**Brief:** Rename "bars-group" to "bar-cluster" in everything from "I need the location" down to "bar-without-additive bbox=[85, 54, 170, 471]", and return those rows with nothing else changed. Leave the pictures out of your answer.

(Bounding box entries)
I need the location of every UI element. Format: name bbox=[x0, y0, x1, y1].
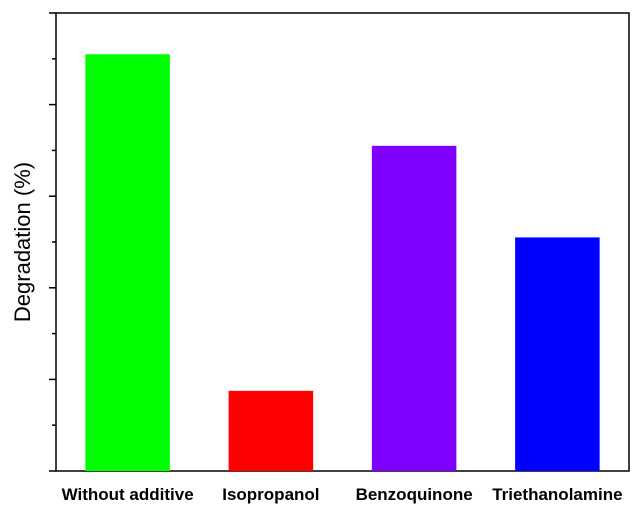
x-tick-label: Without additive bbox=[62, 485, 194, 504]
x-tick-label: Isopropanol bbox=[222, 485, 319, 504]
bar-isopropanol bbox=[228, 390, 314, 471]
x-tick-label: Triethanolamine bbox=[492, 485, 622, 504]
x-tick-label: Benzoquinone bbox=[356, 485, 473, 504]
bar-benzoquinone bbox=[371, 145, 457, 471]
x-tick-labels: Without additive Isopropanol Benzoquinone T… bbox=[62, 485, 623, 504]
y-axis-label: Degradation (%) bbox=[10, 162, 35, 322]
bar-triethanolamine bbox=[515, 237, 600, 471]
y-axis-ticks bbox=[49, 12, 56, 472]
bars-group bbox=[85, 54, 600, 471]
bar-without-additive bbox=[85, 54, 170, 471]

---

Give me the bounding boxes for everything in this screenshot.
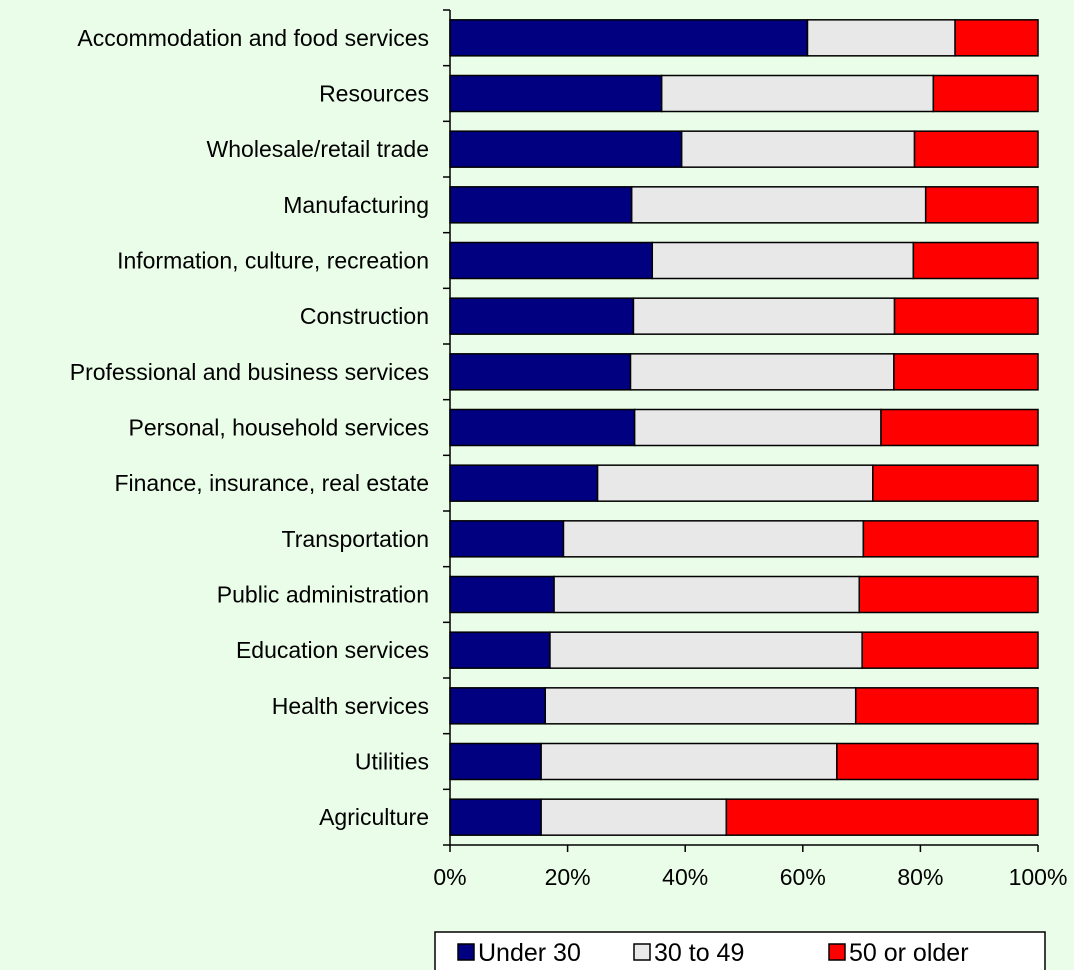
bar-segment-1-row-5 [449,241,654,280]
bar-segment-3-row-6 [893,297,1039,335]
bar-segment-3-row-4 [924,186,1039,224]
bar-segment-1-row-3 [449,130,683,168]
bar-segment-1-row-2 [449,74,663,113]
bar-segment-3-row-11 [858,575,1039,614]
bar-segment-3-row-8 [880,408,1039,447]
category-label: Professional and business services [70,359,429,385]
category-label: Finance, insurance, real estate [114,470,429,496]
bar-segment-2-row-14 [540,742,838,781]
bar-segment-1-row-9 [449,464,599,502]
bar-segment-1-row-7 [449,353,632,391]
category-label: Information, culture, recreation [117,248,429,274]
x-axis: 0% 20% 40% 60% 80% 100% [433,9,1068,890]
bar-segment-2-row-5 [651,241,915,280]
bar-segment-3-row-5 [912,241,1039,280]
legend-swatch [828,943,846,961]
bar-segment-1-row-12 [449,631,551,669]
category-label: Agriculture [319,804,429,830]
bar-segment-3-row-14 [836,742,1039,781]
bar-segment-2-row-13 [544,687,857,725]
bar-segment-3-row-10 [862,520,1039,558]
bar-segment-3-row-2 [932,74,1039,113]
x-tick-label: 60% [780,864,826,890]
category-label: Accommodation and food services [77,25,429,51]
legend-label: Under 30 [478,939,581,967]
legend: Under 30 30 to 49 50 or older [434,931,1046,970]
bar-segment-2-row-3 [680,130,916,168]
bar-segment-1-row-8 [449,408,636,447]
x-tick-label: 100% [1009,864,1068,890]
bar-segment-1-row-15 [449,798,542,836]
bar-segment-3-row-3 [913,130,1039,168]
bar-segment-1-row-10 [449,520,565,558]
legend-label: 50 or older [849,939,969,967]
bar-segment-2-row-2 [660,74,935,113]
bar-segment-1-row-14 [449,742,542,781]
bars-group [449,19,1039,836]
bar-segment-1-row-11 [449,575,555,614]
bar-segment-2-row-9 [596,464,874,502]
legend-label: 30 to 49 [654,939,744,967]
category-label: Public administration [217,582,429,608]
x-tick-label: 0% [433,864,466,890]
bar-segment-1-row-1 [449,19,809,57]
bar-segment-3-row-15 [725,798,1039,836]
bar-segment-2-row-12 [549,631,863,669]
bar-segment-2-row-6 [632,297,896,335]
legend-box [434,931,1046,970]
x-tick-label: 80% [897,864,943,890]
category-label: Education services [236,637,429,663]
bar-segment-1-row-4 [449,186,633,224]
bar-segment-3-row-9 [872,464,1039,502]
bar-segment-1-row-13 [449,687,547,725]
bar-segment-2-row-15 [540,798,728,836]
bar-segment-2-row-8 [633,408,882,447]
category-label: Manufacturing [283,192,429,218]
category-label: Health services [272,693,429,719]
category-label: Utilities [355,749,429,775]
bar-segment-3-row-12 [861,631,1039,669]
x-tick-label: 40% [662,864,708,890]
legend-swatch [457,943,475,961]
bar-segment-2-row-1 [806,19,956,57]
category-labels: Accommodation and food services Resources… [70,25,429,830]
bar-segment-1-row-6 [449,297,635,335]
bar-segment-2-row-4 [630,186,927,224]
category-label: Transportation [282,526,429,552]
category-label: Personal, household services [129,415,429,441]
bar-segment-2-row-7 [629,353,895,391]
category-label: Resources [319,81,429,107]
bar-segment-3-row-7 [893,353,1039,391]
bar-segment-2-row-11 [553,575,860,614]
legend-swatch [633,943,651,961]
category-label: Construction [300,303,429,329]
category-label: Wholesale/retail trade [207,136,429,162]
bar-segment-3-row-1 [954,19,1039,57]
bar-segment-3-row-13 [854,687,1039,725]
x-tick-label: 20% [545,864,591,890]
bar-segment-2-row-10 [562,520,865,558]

--

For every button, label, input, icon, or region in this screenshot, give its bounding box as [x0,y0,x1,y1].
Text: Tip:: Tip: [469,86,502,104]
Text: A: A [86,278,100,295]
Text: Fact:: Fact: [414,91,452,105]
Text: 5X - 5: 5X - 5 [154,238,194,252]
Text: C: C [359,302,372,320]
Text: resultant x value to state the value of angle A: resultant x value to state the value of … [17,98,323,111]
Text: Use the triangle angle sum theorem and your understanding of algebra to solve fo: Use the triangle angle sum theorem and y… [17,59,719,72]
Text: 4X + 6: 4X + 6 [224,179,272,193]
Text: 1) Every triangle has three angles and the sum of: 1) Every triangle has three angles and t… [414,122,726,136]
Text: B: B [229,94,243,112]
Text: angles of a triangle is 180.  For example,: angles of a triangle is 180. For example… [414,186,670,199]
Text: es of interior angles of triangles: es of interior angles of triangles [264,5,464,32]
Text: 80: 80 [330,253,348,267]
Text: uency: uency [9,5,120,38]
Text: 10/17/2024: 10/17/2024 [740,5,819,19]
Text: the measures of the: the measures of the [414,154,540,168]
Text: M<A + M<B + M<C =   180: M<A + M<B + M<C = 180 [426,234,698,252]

**Solution:**
I need the location of every UI element. Format: name bbox=[x0, y0, x1, y1].
x-tick-label: Without additive bbox=[62, 485, 194, 504]
x-tick-label: Isopropanol bbox=[222, 485, 319, 504]
bar-isopropanol bbox=[228, 390, 314, 471]
x-tick-label: Triethanolamine bbox=[492, 485, 622, 504]
x-tick-label: Benzoquinone bbox=[356, 485, 473, 504]
bar-benzoquinone bbox=[371, 145, 457, 471]
x-tick-labels: Without additive Isopropanol Benzoquinone T… bbox=[62, 485, 623, 504]
y-axis-label: Degradation (%) bbox=[10, 162, 35, 322]
bar-triethanolamine bbox=[515, 237, 600, 471]
y-axis-ticks bbox=[49, 12, 56, 472]
bar-cluster bbox=[85, 54, 600, 471]
bar-without-additive bbox=[85, 54, 170, 471]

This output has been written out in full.